▶ **DIRECTIONS**:
A) From the text on basic operators, list each bitwise operator along with its name.
B) In the text on basic operators, shorten the paragraph that begins "These operators give inconsistent results" to a single sentence that keeps its main facts.
C) Carry on the text on basic operators from the point where it stops.

--- begin SOURCE TEXT ---

These basic operators are available in most programming languages with consistent behavior. Familiarity with each of the operators mentioned in this section is an expectation of this class; remedial self-study may be required for some students.

Scalar Arithmetic

+a

Unary addition

-a

Unary subtraction

a + b

Addition

a - b

Subtraction

a * b

Multiplication

a / b

Division

a % b

Remainder

Bitwise operators

~a

Bitwise not

a & b

Bitwise and

a | b

Bitwise or

a ^ b

Bitwise xor

a << b

Bitwise shift left

a >> b

Bitwise shift right

Code Smell

These operators give inconsistent results, or produce undefined or implementation defined behavior, when supplied with operands that are negative values. In general, they should only ever be used with unsigned types, or used very carefully with signed values which are provably non-negative.

--- end SOURCE TEXT ---
--- begin PROVIDED MATERIAL ---

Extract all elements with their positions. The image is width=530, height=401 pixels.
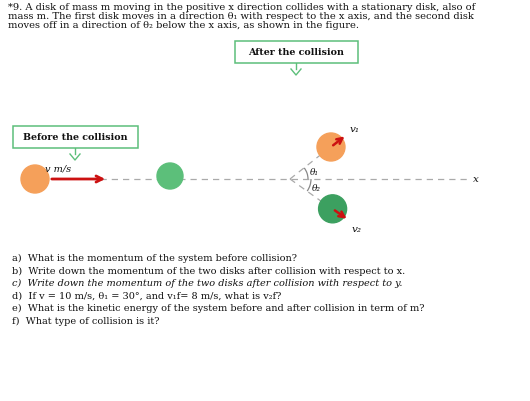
Circle shape [319,195,347,223]
FancyBboxPatch shape [13,126,137,148]
Text: *9. A disk of mass m moving in the positive x direction collides with a stationa: *9. A disk of mass m moving in the posit… [8,3,475,12]
Text: d)  If v = 10 m/s, θ₁ = 30°, and v₁f= 8 m/s, what is v₂f?: d) If v = 10 m/s, θ₁ = 30°, and v₁f= 8 m… [12,291,281,300]
Text: After the collision: After the collision [248,48,344,57]
Text: θ₁: θ₁ [310,168,319,177]
Text: c)  Write down the momentum of the two disks after collision with respect to y.: c) Write down the momentum of the two di… [12,278,402,288]
Text: a)  What is the momentum of the system before collision?: a) What is the momentum of the system be… [12,253,297,263]
Text: v₂: v₂ [352,225,362,234]
FancyBboxPatch shape [234,41,358,63]
Text: θ₂: θ₂ [312,184,321,193]
Text: moves off in a direction of θ₂ below the x axis, as shown in the figure.: moves off in a direction of θ₂ below the… [8,21,359,30]
Text: v m/s: v m/s [45,164,71,174]
Circle shape [157,164,183,190]
Text: e)  What is the kinetic energy of the system before and after collision in term : e) What is the kinetic energy of the sys… [12,303,425,312]
Text: b)  Write down the momentum of the two disks after collision with respect to x.: b) Write down the momentum of the two di… [12,266,405,275]
Text: v₁: v₁ [350,124,360,134]
Text: mass m. The first disk moves in a direction θ₁ with respect to the x axis, and t: mass m. The first disk moves in a direct… [8,12,474,21]
Circle shape [317,134,345,162]
Text: f)  What type of collision is it?: f) What type of collision is it? [12,316,160,325]
Text: x: x [473,175,479,184]
Circle shape [21,166,49,194]
Text: Before the collision: Before the collision [23,133,127,142]
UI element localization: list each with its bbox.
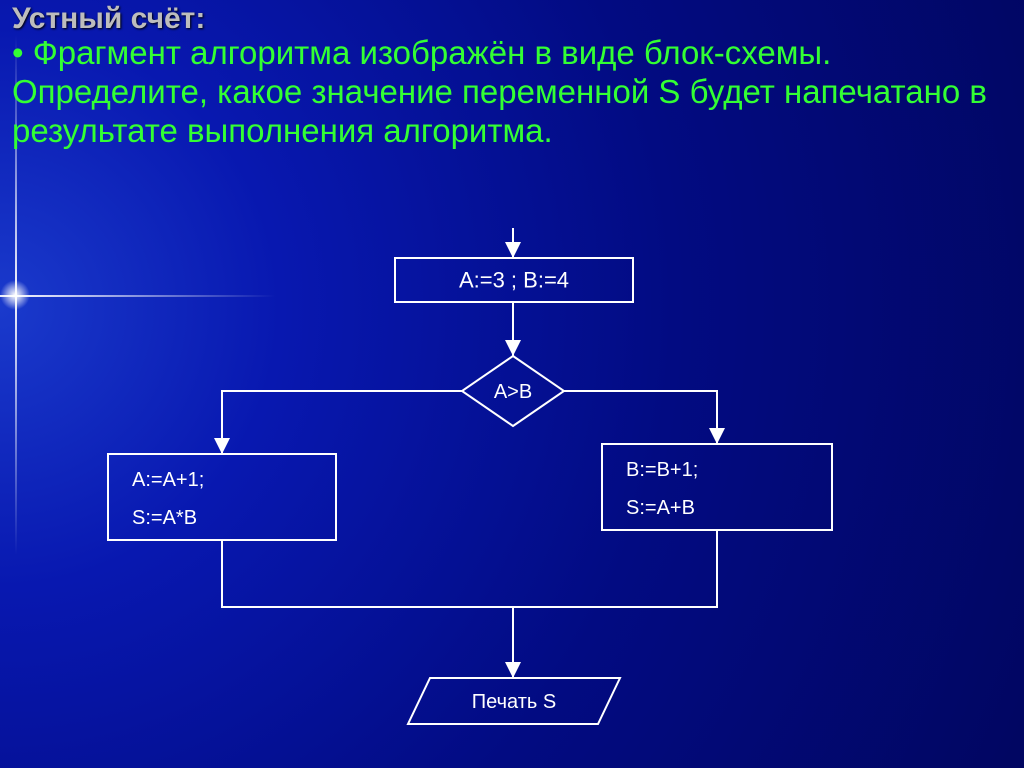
edge bbox=[513, 530, 717, 607]
node-label: S:=A*B bbox=[132, 507, 197, 529]
slide: Устный счёт: • Фрагмент алгоритма изобра… bbox=[0, 0, 1024, 768]
edge bbox=[564, 391, 717, 444]
flowchart: A:=3 ; B:=4 A>B A:=A+1; S:=A*B B:=B+1; S:=A+B… bbox=[0, 0, 1024, 768]
edge bbox=[222, 391, 462, 454]
node-label: Печать S bbox=[472, 691, 556, 713]
node-label: A>B bbox=[494, 381, 532, 403]
node-label: A:=3 ; B:=4 bbox=[459, 268, 569, 293]
node-label: S:=A+B bbox=[626, 497, 695, 519]
node-label: A:=A+1; bbox=[132, 469, 204, 491]
node-label: B:=B+1; bbox=[626, 459, 698, 481]
edge bbox=[222, 540, 513, 607]
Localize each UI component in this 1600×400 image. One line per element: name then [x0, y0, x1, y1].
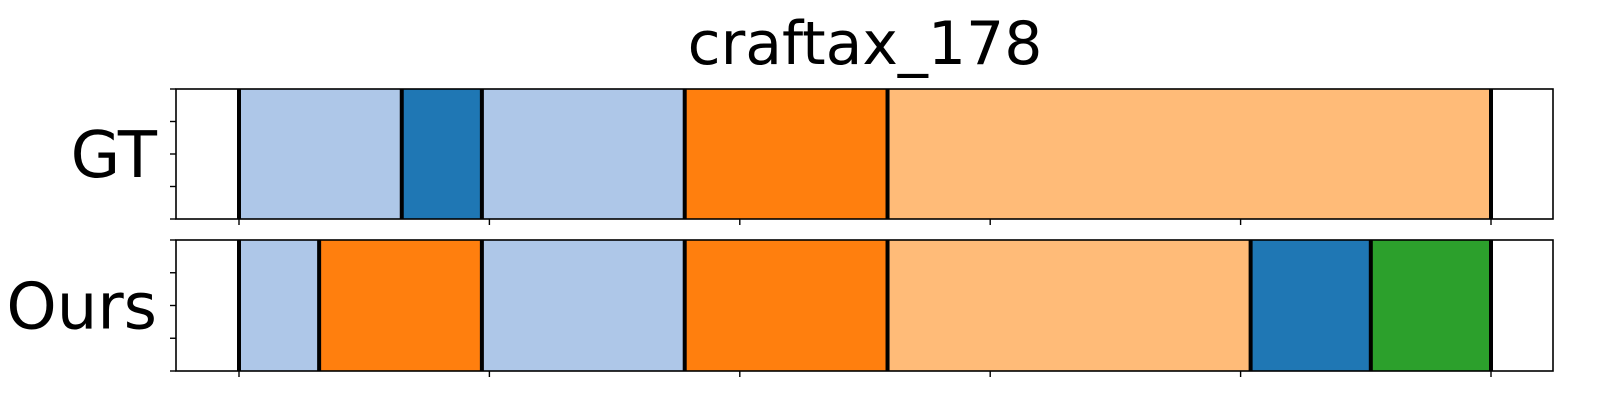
- segment-blue: [1250, 240, 1371, 371]
- row-label-ours: Ours: [6, 271, 157, 345]
- row-ours: Ours: [6, 239, 1554, 377]
- segment-light-orange: [887, 240, 1251, 371]
- segment-orange: [684, 89, 888, 219]
- segment-orange: [684, 240, 888, 371]
- segment-light-blue: [239, 240, 320, 371]
- segment-light-orange: [887, 89, 1491, 219]
- timeline-rows: GT Ours: [6, 88, 1554, 377]
- row-label-gt: GT: [71, 119, 158, 193]
- segment-light-blue: [481, 240, 685, 371]
- segment-light-blue: [481, 89, 685, 219]
- row-gt: GT: [71, 88, 1554, 225]
- segment-light-blue: [239, 89, 402, 219]
- chart-title: craftax_178: [688, 9, 1043, 79]
- segment-blue: [401, 89, 482, 219]
- segment-green: [1370, 240, 1491, 371]
- segment-orange: [319, 240, 482, 371]
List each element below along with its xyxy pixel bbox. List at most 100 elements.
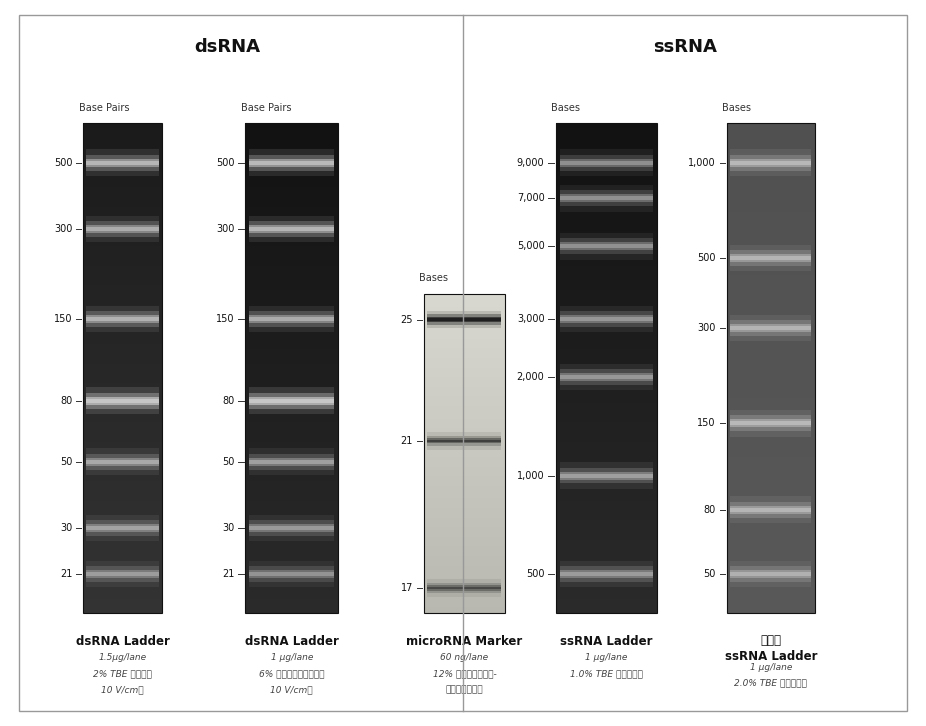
Bar [245, 412, 338, 417]
Bar [83, 481, 162, 486]
Bar [424, 566, 505, 568]
Bar [86, 520, 159, 536]
Bar [424, 393, 505, 396]
Bar [83, 202, 162, 207]
Bar [424, 403, 505, 406]
Bar [245, 584, 338, 589]
Bar [83, 349, 162, 354]
Bar [556, 383, 657, 388]
Bar [245, 589, 338, 594]
Text: 1,000: 1,000 [688, 158, 716, 168]
Bar [556, 544, 657, 550]
Bar [424, 473, 505, 476]
Bar [727, 437, 815, 442]
Bar [245, 378, 338, 383]
Bar [245, 349, 338, 354]
Bar [245, 319, 338, 325]
Bar [556, 266, 657, 271]
Bar [83, 412, 162, 417]
Text: 80: 80 [704, 505, 716, 515]
Bar [424, 454, 505, 457]
Bar [424, 364, 505, 367]
Bar [83, 158, 162, 163]
Bar [559, 238, 654, 254]
Bar [245, 187, 338, 192]
Bar [427, 436, 502, 446]
Bar [556, 290, 657, 295]
Bar [424, 575, 505, 579]
Bar [424, 297, 505, 301]
Bar [245, 369, 338, 373]
Bar [727, 369, 815, 373]
Bar [556, 491, 657, 496]
Bar [727, 221, 815, 227]
Bar [83, 378, 162, 383]
Bar [427, 311, 502, 328]
Text: ssRNA Ladder: ssRNA Ladder [560, 635, 653, 648]
Bar [727, 266, 815, 271]
Bar [424, 374, 505, 377]
Bar [245, 403, 338, 408]
Bar [731, 324, 811, 332]
Bar [245, 432, 338, 437]
Bar [83, 364, 162, 369]
Bar [249, 221, 334, 237]
Text: 1 μg/lane: 1 μg/lane [750, 663, 792, 672]
Bar [83, 569, 162, 574]
Bar [727, 515, 815, 521]
Bar [556, 172, 657, 177]
Bar [727, 325, 815, 330]
Bar [727, 565, 815, 569]
Bar [83, 290, 162, 295]
Bar [245, 398, 338, 403]
Bar [731, 155, 811, 171]
Bar [83, 540, 162, 544]
Bar [424, 333, 505, 335]
Bar [86, 159, 159, 166]
Bar [727, 574, 815, 579]
Bar [86, 457, 159, 465]
Bar [249, 571, 334, 578]
Bar [556, 432, 657, 437]
Bar [727, 300, 815, 305]
Bar [424, 319, 505, 323]
Text: 1 μg/lane: 1 μg/lane [585, 653, 628, 662]
Bar [727, 393, 815, 398]
Bar [83, 388, 162, 393]
Bar [727, 496, 815, 501]
Bar [424, 515, 505, 518]
Bar [556, 589, 657, 594]
Bar [83, 152, 162, 158]
Bar [424, 451, 505, 454]
Bar [727, 305, 815, 309]
Bar [727, 187, 815, 192]
Bar [424, 543, 505, 547]
Bar [424, 412, 505, 415]
Bar [424, 521, 505, 524]
Bar [245, 295, 338, 300]
Bar [245, 123, 338, 613]
Bar [86, 515, 159, 541]
Bar [727, 398, 815, 403]
Bar [424, 355, 505, 358]
Bar [559, 369, 654, 385]
Bar [424, 467, 505, 470]
Bar [731, 421, 811, 425]
Bar [424, 380, 505, 383]
Bar [245, 211, 338, 216]
Bar [245, 216, 338, 221]
Bar [424, 301, 505, 303]
Bar [245, 251, 338, 256]
Bar [83, 462, 162, 466]
Bar [245, 280, 338, 285]
Bar [83, 403, 162, 408]
Text: ssRNA: ssRNA [654, 38, 717, 56]
Bar [245, 476, 338, 481]
Bar [556, 501, 657, 505]
Bar [731, 256, 811, 260]
Bar [556, 393, 657, 398]
Bar [245, 168, 338, 173]
Bar [727, 412, 815, 417]
Bar [83, 565, 162, 569]
Bar [727, 579, 815, 584]
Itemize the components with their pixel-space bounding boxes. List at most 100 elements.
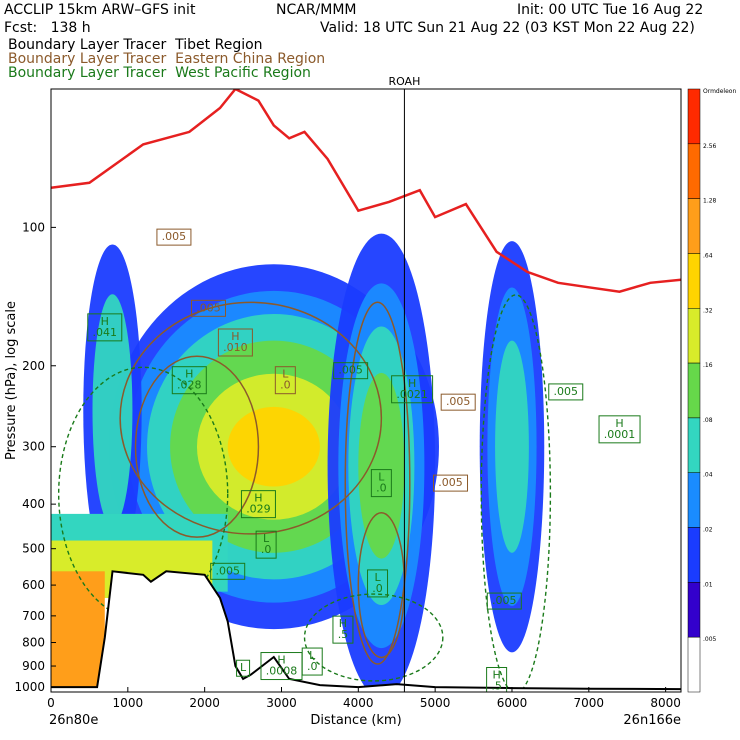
terrain-line [51,570,681,691]
contour-label: H.041 [87,313,123,342]
contour-label-text: L [240,661,247,674]
green-contour-1 [57,366,229,622]
x-tick-label: 8000 [650,696,681,710]
contour-label-text: .5 [491,679,502,692]
y-tick-label: 500 [22,542,45,556]
y-axis-label: Pressure (hPa), log scale [4,301,19,460]
contour-label: L.0 [370,469,392,498]
colorbar-swatch [687,472,701,528]
contour-label: .005 [440,393,476,411]
colorbar-level-label: .005 [703,636,717,643]
x-tick-label: 4000 [343,696,374,710]
colorbar-level-label: .08 [703,417,713,424]
contour-label-text: .0 [307,660,318,673]
contour-label-text: .0 [280,379,291,392]
contour-label: .005 [486,592,522,610]
contour-label-text: .005 [446,395,471,408]
contour-label-box [440,393,476,411]
contour-label-box [433,474,469,492]
contour-label-box [332,615,354,644]
contour-label-text: L [378,471,385,484]
plume-shade-0-5 [227,406,320,487]
y-tick-label: 300 [22,440,45,454]
contour-label: L.0 [301,647,323,676]
contour-label-text: H [615,417,623,430]
contour-label-text: .5 [338,628,349,641]
contour-label-box [210,562,246,580]
y-tick-label: 900 [22,659,45,673]
colorbar-swatch [687,362,701,419]
plot-frame [50,88,682,693]
contour-label-box [486,592,522,610]
header-line1-right: Init: 00 UTC Tue 16 Aug 22 [517,2,704,18]
colorbar-level-label: 2.56 [703,143,717,150]
y-tick-label: 800 [22,636,45,650]
header-line2-right: Valid: 18 UTC Sun 21 Aug 22 (03 KST Mon … [320,20,695,36]
boundary-layer-shade [51,571,105,688]
contour-label-text: .0008 [266,665,298,678]
colorbar-swatch [687,527,701,583]
colorbar-level-label: Ormdeleon [703,88,736,95]
contour-label-text: L [263,532,270,545]
contour-label-box [598,415,641,444]
contour-label-text: .0 [376,482,387,495]
colorbar-swatch [687,253,701,309]
contour-label-box [370,469,392,498]
terrain-fill [51,571,681,692]
contour-label: .005 [156,228,192,246]
contour-label-text: H [277,654,285,667]
contour-label: .005 [433,474,469,492]
contour-label-text: .005 [338,364,363,377]
contour-label-box [260,652,303,681]
contour-label-text: H [492,668,500,681]
x-tick-label: 2000 [189,696,220,710]
profile-lines [51,89,681,692]
contour-label-text: .029 [246,503,271,516]
colorbar-swatch [687,198,701,254]
header-line1-left: ACCLIP 15km ARW–GFS init [4,2,196,18]
contour-label: .005 [548,383,584,401]
plume-shade-2-2 [495,340,529,553]
contour-label: .005 [191,299,226,317]
contour-label-text: H [408,377,416,390]
contour-label: .005 [333,362,369,380]
legend-eastern-china: Boundary Layer Tracer Eastern China Regi… [8,51,326,67]
contour-label-text: L [374,571,381,584]
contour-label-box [367,569,389,598]
contour-label-text: .0 [261,543,272,556]
x-tick-label: 7000 [574,696,605,710]
contour-label-text: .005 [162,230,187,243]
contour-label: L.0 [255,530,277,559]
legend-tibet: Boundary Layer Tracer Tibet Region [8,37,263,53]
contour-label-text: H [231,330,239,343]
axes: 0 1000 2000 3000 4000 5000 6000 7000 80001002003… [4,75,681,728]
roah-marker-label: ROAH [388,75,420,88]
contour-label: H.5 [332,615,354,644]
colorbar-swatch [687,582,701,638]
contour-label-text: .005 [554,385,579,398]
contour-label-text: .010 [223,341,248,354]
plume-shade-3-1 [92,294,133,527]
green-contour-2 [303,593,444,682]
contour-label: H.028 [171,366,207,395]
contour-label-box [548,383,584,401]
brown-contour-3 [134,355,260,538]
y-tick-label: 200 [22,359,45,373]
colorbar-level-label: .64 [703,252,713,259]
contour-label: H.029 [240,490,276,519]
contour-label: L.0 [274,366,296,395]
contour-label-box [171,366,207,395]
x-tick-label: 6000 [497,696,528,710]
header-line1-center: NCAR/MMM [276,2,357,18]
x-tick-label: 0 [47,696,55,710]
y-tick-label: 1000 [14,680,45,694]
contour-label-text: .005 [196,301,221,314]
brown-contour-0 [119,301,383,535]
contour-label-text: H [339,617,347,630]
contour-labels: H.041.005.005H.010L.0H.028.005H.0021.005… [87,228,641,692]
x-tick-label: 5000 [420,696,451,710]
y-tick-label: 700 [22,609,45,623]
contour-label-text: .0001 [604,428,636,441]
contour-label-box [240,490,276,519]
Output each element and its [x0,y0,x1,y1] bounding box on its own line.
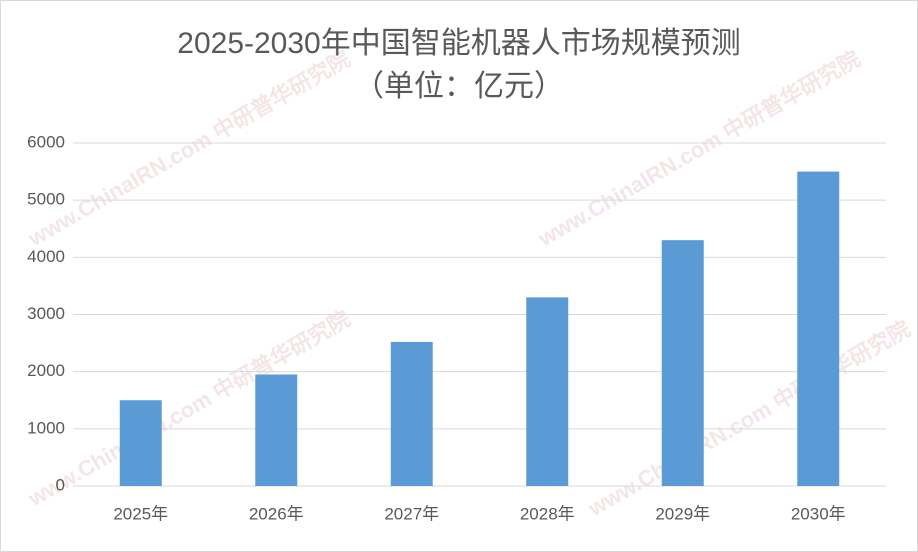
bar [797,171,840,487]
x-tick-label: 2029年 [655,504,710,523]
x-tick-label: 2026年 [249,504,304,523]
bar [119,400,162,486]
x-tick-label: 2028年 [520,504,575,523]
bar [255,374,298,486]
y-tick-label: 3000 [27,304,65,323]
y-tick-label: 1000 [27,418,65,437]
y-tick-label: 0 [56,475,65,494]
y-tick-label: 2000 [27,361,65,380]
chart-title: 2025-2030年中国智能机器人市场规模预测 [177,27,740,60]
x-tick-label: 2027年 [384,504,439,523]
bar [661,240,704,486]
bar [390,341,433,486]
y-tick-label: 6000 [27,132,65,151]
bar [526,297,569,486]
x-tick-label: 2025年 [113,504,168,523]
y-tick-label: 4000 [27,247,65,266]
x-tick-label: 2030年 [791,504,846,523]
y-tick-label: 5000 [27,190,65,209]
chart-subtitle: （单位：亿元） [354,70,564,103]
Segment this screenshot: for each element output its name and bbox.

--- end PROVIDED MATERIAL ---

▶ **SOLVED TASKS**:
A)
- ~a: Bitwise not
- a & b: Bitwise and
- a | b: Bitwise or
- a ^ b: Bitwise xor
- a << b: Bitwise shift left
- a >> b: Bitwise shift right

B) With negative operands these operators give inconsistent, undefined or implementation-defined results, so they should be used only with unsigned types or, with great care, with signed values that are provably non-negative.

C)
Assignment Operators

a = b

Assignment

a += b

Addition assignment

a -= b

Subtraction assignment

a *= b

Multiplication assignment

a /= b

Division assignment

a %= b

Remainder assignment

a &= b

Bitwise and assignment

a |= b

Bitwise or assignment

a ^= b

Bitwise xor assignment

a <<= b

Bitwise shift left assignment

a >>= b

Bitwise shift right assignment

For all of the assignment operators of the form @=, where @ is a placeholder for an operator, a @= b is equivalent to a = a @ b except that a is only evaluated once–this may be relevant if the evaluation of a produces side-effects.

The result of an assignment operator is whatever the right-hand side evaluates to, so assignment expressions can be embedded in larger expressions. For example, a = b = c = 42 assigns c = 42, then b = 42, then a = 42.

Boolean Operators

!a

Logical not

a || b

Logical or

a && b

Logical and

a == b

Equality

a != b

Inequality

a < b

Less than

a > b

Greater than

a <= b

Less than or equal

a >= b

Greater than or equal

All of these operators evaluate to an int value of either 1 or 0.

The operators || and && perform short-circuit evaluation: The left-hand side is evaluated first; the right-hand side is then evaluated only if its outcome affects the overall result of the expression. Thus, the order of the operands is significant, affecting both program behavior and performance.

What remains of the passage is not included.